Work to do:
Pick out every line holding the string "गजपत" and copy it.

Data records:
+---+
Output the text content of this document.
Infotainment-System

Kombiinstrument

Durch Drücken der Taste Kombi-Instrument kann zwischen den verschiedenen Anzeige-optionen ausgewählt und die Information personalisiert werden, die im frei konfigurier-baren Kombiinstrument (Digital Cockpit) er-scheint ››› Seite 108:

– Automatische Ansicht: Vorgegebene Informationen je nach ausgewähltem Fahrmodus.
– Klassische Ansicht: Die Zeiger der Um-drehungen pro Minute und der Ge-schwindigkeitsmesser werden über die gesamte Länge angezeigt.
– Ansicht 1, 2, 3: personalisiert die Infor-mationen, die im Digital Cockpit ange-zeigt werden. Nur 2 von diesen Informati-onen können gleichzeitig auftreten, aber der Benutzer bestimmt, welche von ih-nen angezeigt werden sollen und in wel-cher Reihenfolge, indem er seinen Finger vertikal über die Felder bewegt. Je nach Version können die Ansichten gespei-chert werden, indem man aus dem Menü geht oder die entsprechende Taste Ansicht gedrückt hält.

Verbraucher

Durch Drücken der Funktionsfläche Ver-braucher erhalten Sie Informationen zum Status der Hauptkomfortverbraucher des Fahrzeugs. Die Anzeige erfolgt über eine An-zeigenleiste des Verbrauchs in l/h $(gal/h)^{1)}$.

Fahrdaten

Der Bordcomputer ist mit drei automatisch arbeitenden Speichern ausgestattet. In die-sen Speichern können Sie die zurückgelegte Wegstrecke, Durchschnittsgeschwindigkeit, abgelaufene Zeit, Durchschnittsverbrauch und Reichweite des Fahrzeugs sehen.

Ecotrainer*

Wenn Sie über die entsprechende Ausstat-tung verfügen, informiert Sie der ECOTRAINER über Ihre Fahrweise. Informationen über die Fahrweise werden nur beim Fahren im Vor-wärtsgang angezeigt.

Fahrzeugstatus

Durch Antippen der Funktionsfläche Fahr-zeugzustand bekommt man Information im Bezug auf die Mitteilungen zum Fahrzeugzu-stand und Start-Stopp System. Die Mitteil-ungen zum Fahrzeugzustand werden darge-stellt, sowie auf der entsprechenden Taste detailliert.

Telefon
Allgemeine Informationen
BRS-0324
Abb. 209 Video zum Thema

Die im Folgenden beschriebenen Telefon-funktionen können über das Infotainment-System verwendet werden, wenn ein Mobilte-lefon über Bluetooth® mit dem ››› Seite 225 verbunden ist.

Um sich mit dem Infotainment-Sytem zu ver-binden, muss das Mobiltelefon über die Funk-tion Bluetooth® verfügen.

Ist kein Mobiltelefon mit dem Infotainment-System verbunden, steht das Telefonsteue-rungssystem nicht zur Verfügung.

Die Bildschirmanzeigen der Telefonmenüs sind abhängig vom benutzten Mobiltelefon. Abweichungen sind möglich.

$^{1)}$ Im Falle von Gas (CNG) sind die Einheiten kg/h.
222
+---+
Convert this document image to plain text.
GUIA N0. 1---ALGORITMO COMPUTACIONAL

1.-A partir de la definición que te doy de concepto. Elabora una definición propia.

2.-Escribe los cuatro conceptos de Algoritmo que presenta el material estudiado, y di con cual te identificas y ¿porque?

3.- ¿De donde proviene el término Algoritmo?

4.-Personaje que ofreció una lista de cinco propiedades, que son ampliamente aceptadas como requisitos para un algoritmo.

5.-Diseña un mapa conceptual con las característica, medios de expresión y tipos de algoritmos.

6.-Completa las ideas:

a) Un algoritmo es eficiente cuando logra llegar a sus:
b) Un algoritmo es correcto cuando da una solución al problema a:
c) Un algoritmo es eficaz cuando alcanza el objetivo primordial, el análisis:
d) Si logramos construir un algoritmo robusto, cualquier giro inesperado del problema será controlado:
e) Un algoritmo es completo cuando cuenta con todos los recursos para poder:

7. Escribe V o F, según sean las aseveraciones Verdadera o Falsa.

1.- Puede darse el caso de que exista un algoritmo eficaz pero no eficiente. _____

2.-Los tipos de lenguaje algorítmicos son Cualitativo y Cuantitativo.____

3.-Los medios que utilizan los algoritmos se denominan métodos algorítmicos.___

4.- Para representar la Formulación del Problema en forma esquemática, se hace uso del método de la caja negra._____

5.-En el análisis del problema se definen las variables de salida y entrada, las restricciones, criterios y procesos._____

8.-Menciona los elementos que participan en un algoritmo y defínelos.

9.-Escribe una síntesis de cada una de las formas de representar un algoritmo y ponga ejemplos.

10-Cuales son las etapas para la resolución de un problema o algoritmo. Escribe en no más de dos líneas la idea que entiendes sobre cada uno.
+---+
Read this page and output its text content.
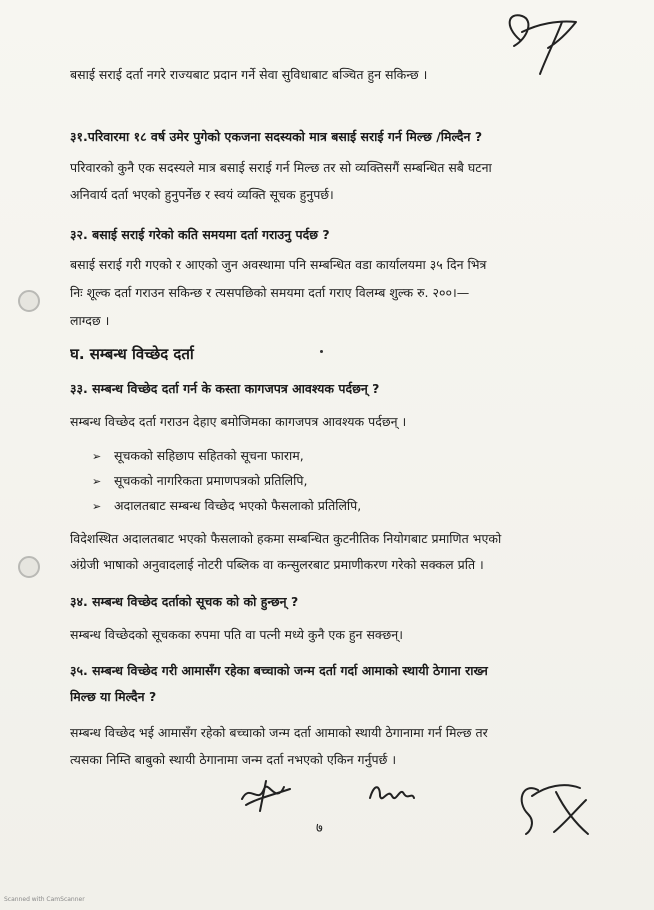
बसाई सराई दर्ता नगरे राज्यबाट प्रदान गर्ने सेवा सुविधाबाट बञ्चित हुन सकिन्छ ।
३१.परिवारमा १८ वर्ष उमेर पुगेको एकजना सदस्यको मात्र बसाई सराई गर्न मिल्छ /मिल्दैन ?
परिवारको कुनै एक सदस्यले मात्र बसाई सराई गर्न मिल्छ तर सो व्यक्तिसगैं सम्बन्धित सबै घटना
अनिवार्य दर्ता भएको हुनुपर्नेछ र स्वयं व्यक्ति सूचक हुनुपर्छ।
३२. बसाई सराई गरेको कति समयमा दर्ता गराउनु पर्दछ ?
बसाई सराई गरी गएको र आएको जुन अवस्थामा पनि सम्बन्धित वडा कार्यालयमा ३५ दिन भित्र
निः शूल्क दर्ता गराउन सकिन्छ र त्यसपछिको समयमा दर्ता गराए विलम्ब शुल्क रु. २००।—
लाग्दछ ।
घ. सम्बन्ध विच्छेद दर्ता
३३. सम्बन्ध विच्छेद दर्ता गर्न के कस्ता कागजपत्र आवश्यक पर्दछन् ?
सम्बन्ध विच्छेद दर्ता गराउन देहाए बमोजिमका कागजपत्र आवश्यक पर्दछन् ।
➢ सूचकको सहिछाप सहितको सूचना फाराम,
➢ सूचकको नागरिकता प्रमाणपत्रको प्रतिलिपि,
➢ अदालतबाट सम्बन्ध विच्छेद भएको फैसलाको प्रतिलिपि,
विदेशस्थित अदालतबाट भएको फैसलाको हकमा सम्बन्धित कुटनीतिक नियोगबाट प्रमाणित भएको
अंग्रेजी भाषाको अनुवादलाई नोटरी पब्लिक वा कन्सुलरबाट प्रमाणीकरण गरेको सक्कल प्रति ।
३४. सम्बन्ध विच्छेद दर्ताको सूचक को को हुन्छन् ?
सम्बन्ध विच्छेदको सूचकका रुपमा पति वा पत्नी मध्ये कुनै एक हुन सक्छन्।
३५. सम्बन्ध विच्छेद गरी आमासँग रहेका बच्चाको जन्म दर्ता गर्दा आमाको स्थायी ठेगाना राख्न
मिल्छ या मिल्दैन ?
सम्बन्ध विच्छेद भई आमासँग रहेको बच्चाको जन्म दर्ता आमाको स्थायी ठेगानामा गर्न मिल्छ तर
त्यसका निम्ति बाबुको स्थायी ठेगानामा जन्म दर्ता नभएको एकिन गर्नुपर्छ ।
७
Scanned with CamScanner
+---+
Exercise answer:
३३. सम्बन्ध विच्छेद दर्ता गर्न के कस्ता कागजपत्र आवश्यक पर्दछन् ?
सम्बन्ध विच्छेद दर्ता गराउन देहाए बमोजिमका कागजपत्र आवश्यक पर्दछन् ।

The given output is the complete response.